### Task requirements
Reply with nothing except the number of lines that contain the word "plain".

### Dataset items
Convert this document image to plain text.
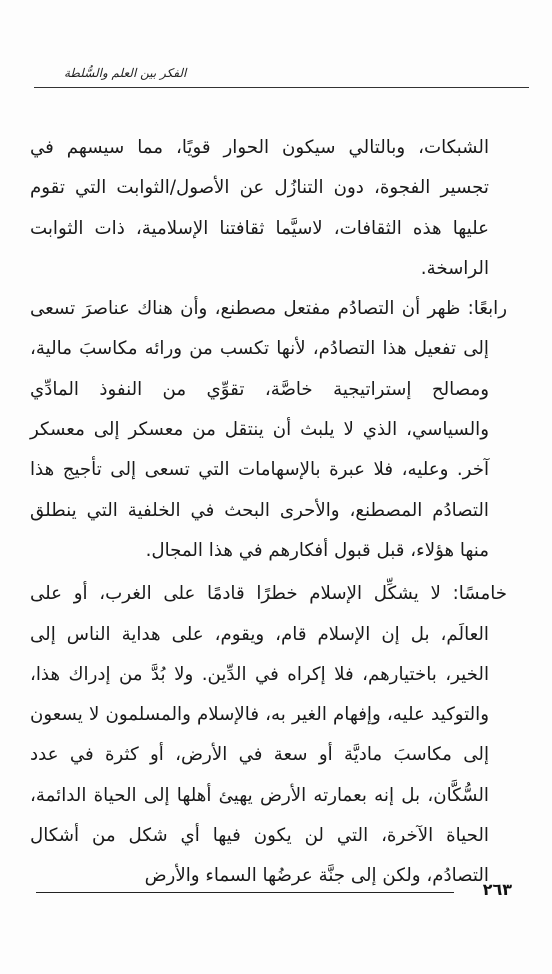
الفكر بين العلم والسُّلطة

الشبكات، وبالتالي سيكون الحوار قويًا، مما سيسهم في تجسير الفجوة، دون التنازُل عن الأصول/الثوابت التي تقوم عليها هذه الثقافات، لاسيَّما ثقافتنا الإسلامية، ذات الثوابت الراسخة.

رابعًا: ظهر أن التصادُم مفتعل مصطنع، وأن هناك عناصرَ تسعى إلى تفعيل هذا التصادُم، لأنها تكسب من ورائه مكاسبَ مالية، ومصالح إستراتيجية خاصَّة، تقوِّي من النفوذ المادِّي والسياسي، الذي لا يلبث أن ينتقل من معسكر إلى معسكر آخر. وعليه، فلا عبرة بالإسهامات التي تسعى إلى تأجيج هذا التصادُم المصطنع، والأحرى البحث في الخلفية التي ينطلق منها هؤلاء، قبل قبول أفكارهم في هذا المجال.

خامسًا: لا يشكِّل الإسلام خطرًا قادمًا على الغرب، أو على العالَم، بل إن الإسلام قام، ويقوم، على هداية الناس إلى الخير، باختيارهم، فلا إكراه في الدِّين. ولا بُدَّ من إدراك هذا، والتوكيد عليه، وإفهام الغير به، فالإسلام والمسلمون لا يسعون إلى مكاسبَ ماديَّة أو سعة في الأرض، أو كثرة في عدد السُّكَّان، بل إنه بعمارته الأرض يهيئ أهلها إلى الحياة الدائمة، الحياة الآخرة، التي لن يكون فيها أي شكل من أشكال التصادُم، ولكن إلى جنَّة عرضُها السماء والأرض

٢٦٣
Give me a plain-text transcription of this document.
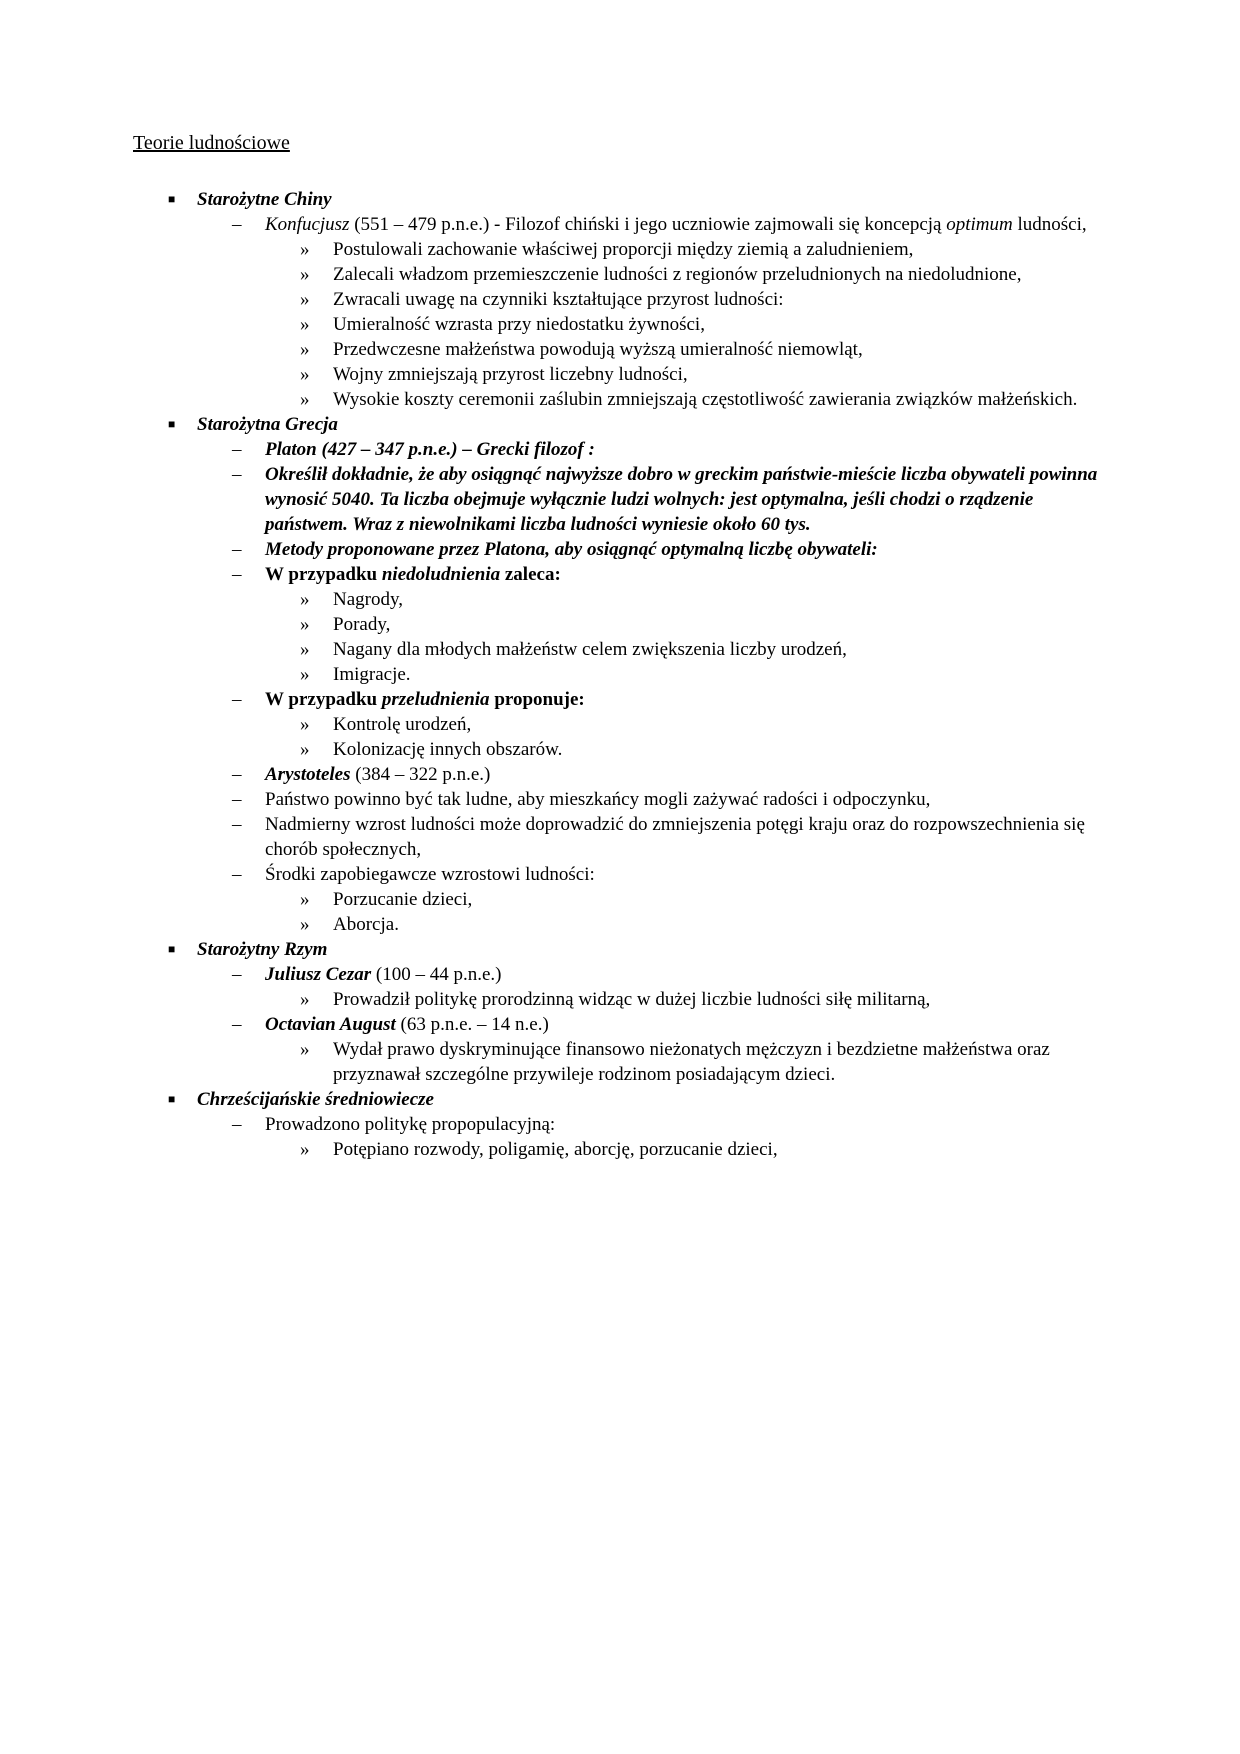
Teorie ludnościowe
■	Starożytne Chiny
–	Konfucjusz (551 – 479 p.n.e.) - Filozof chiński i jego uczniowie zajmowali się koncepcją optimum ludności,
»	Postulowali zachowanie właściwej proporcji między ziemią a zaludnieniem,
»	Zalecali władzom przemieszczenie ludności z regionów przeludnionych na niedoludnione,
»	Zwracali uwagę na czynniki kształtujące przyrost ludności:
»	Umieralność wzrasta przy niedostatku żywności,
»	Przedwczesne małżeństwa powodują wyższą umieralność niemowląt,
»	Wojny zmniejszają przyrost liczebny ludności,
»	Wysokie koszty ceremonii zaślubin zmniejszają częstotliwość zawierania związków małżeńskich.
■	Starożytna Grecja
–	Platon (427 – 347 p.n.e.) – Grecki filozof :
–	Określił dokładnie, że aby osiągnąć najwyższe dobro w greckim państwie-mieście liczba obywateli powinna wynosić 5040. Ta liczba obejmuje wyłącznie ludzi wolnych: jest optymalna, jeśli chodzi o rządzenie państwem. Wraz z niewolnikami liczba ludności wyniesie około 60 tys.
–	Metody proponowane przez Platona, aby osiągnąć optymalną liczbę obywateli:
–	W przypadku niedoludnienia zaleca:
»	Nagrody,
»	Porady,
»	Nagany dla młodych małżeństw celem zwiększenia liczby urodzeń,
»	Imigracje.
–	W przypadku przeludnienia proponuje:
»	Kontrolę urodzeń,
»	Kolonizację innych obszarów.
–	Arystoteles (384 – 322 p.n.e.)
–	Państwo powinno być tak ludne, aby mieszkańcy mogli zażywać radości i odpoczynku,
–	Nadmierny wzrost ludności może doprowadzić do zmniejszenia potęgi kraju oraz do rozpowszechnienia się chorób społecznych,
–	Środki zapobiegawcze wzrostowi ludności:
»	Porzucanie dzieci,
»	Aborcja.
■	Starożytny Rzym
–	Juliusz Cezar (100 – 44 p.n.e.)
»	Prowadził politykę prorodzinną widząc w dużej liczbie ludności siłę militarną,
–	Octavian August (63 p.n.e. – 14 n.e.)
»	Wydał prawo dyskryminujące finansowo nieżonatych mężczyzn i bezdzietne małżeństwa oraz przyznawał szczególne przywileje rodzinom posiadającym dzieci.
■	Chrześcijańskie średniowiecze
–	Prowadzono politykę propopulacyjną:
»	Potępiano rozwody, poligamię, aborcję, porzucanie dzieci,
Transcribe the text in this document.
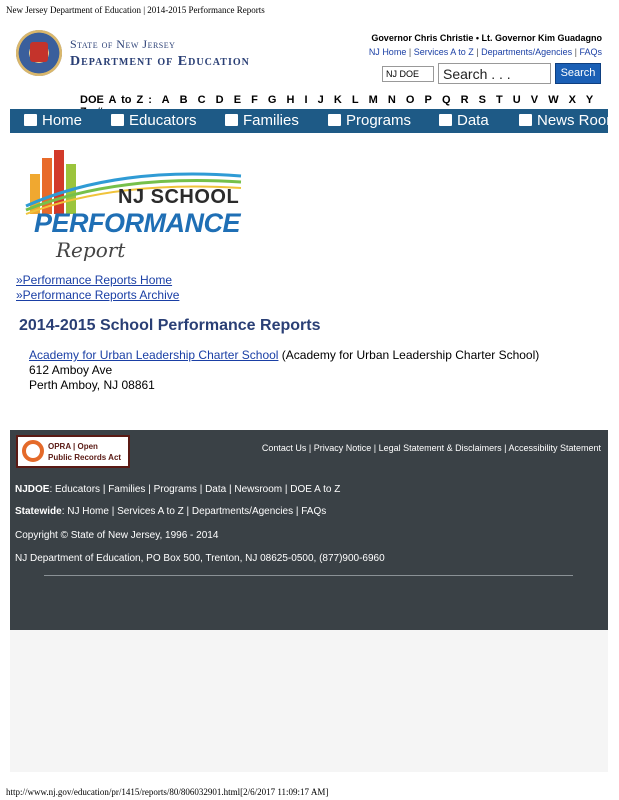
New Jersey Department of Education | 2014-2015 Performance Reports
State of New Jersey
Department of Education
Governor Chris Christie • Lt. Governor Kim Guadagno
NJ Home | Services A to Z | Departments/Agencies | FAQs
NJ DOE	Search . . .	Search
DOE A to Z : A B C D E F G H I J K L M N O P Q R S T U V W X Y
Home	Educators	Families	Programs	Data	News Room
NJ SCHOOL
PERFORMANCE
Report
»Performance Reports Home
»Performance Reports Archive
2014-2015 School Performance Reports
Academy for Urban Leadership Charter School (Academy for Urban Leadership Charter School)
612 Amboy Ave
Perth Amboy, NJ 08861
OPRA | Open
Public Records Act
Contact Us | Privacy Notice | Legal Statement & Disclaimers | Accessibility Statement
NJDOE: Educators | Families | Programs | Data | Newsroom | DOE A to Z
Statewide: NJ Home | Services A to Z | Departments/Agencies | FAQs
Copyright © State of New Jersey, 1996 - 2014
NJ Department of Education, PO Box 500, Trenton, NJ 08625-0500, (877)900-6960
http://www.nj.gov/education/pr/1415/reports/80/806032901.html[2/6/2017 11:09:17 AM]
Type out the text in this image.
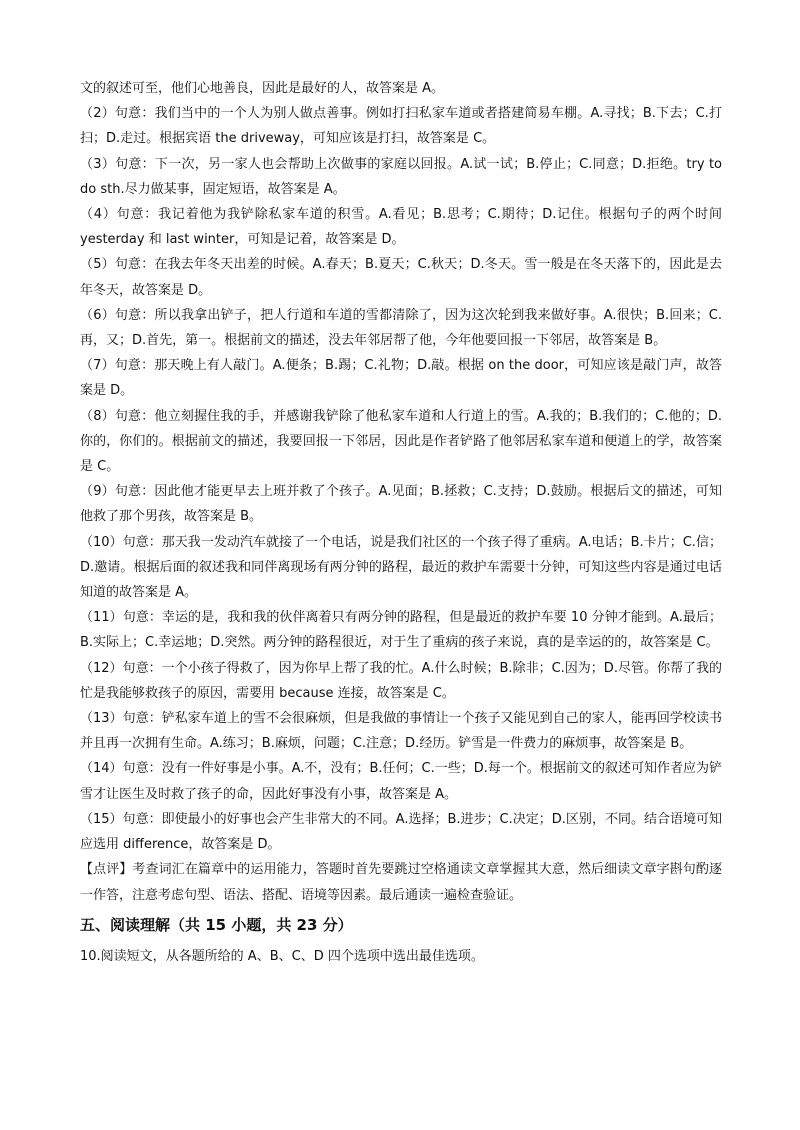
文的叙述可至，他们心地善良，因此是最好的人，故答案是 A。

（2）句意：我们当中的一个人为别人做点善事。例如打扫私家车道或者搭建简易车棚。A.寻找；B.下去；C.打扫；D.走过。根据宾语 the driveway，可知应该是打扫，故答案是 C。

（3）句意：下一次，另一家人也会帮助上次做事的家庭以回报。A.试一试；B.停止；C.同意；D.拒绝。try to do sth.尽力做某事，固定短语，故答案是 A。

（4）句意：我记着他为我铲除私家车道的积雪。A.看见；B.思考；C.期待；D.记住。根据句子的两个时间 yesterday 和 last winter，可知是记着，故答案是 D。

（5）句意：在我去年冬天出差的时候。A.春天；B.夏天；C.秋天；D.冬天。雪一般是在冬天落下的，因此是去年冬天，故答案是 D。

（6）句意：所以我拿出铲子，把人行道和车道的雪都清除了，因为这次轮到我来做好事。A.很快；B.回来；C.再，又；D.首先，第一。根据前文的描述，没去年邻居帮了他，今年他要回报一下邻居，故答案是 B。

（7）句意：那天晚上有人敲门。A.便条；B.踢；C.礼物；D.敲。根据 on the door，可知应该是敲门声，故答案是 D。

（8）句意：他立刻握住我的手，并感谢我铲除了他私家车道和人行道上的雪。A.我的；B.我们的；C.他的；D.你的，你们的。根据前文的描述，我要回报一下邻居，因此是作者铲路了他邻居私家车道和便道上的学，故答案是 C。

（9）句意：因此他才能更早去上班并救了个孩子。A.见面；B.拯救；C.支持；D.鼓励。根据后文的描述，可知他救了那个男孩，故答案是 B。

（10）句意：那天我一发动汽车就接了一个电话，说是我们社区的一个孩子得了重病。A.电话；B.卡片；C.信；D.邀请。根据后面的叙述我和同伴离现场有两分钟的路程，最近的救护车需要十分钟，可知这些内容是通过电话知道的故答案是 A。

（11）句意：幸运的是，我和我的伙伴离着只有两分钟的路程，但是最近的救护车要 10 分钟才能到。A.最后；B.实际上；C.幸运地；D.突然。两分钟的路程很近，对于生了重病的孩子来说，真的是幸运的的，故答案是 C。

（12）句意：一个小孩子得救了，因为你早上帮了我的忙。A.什么时候；B.除非；C.因为；D.尽管。你帮了我的忙是我能够救孩子的原因，需要用 because 连接，故答案是 C。

（13）句意：铲私家车道上的雪不会很麻烦，但是我做的事情让一个孩子又能见到自己的家人，能再回学校读书并且再一次拥有生命。A.练习；B.麻烦，问题；C.注意；D.经历。铲雪是一件费力的麻烦事，故答案是 B。

（14）句意：没有一件好事是小事。A.不，没有；B.任何；C.一些；D.每一个。根据前文的叙述可知作者应为铲雪才让医生及时救了孩子的命，因此好事没有小事，故答案是 A。

（15）句意：即使最小的好事也会产生非常大的不同。A.选择；B.进步；C.决定；D.区别，不同。结合语境可知应选用 difference，故答案是 D。

【点评】考查词汇在篇章中的运用能力，答题时首先要跳过空格通读文章掌握其大意，然后细读文章字斟句酌逐一作答，注意考虑句型、语法、搭配、语境等因素。最后通读一遍检查验证。

五、阅读理解（共 15 小题，共 23 分）

10.阅读短文，从各题所给的 A、B、C、D 四个选项中选出最佳选项。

### Exercise result
2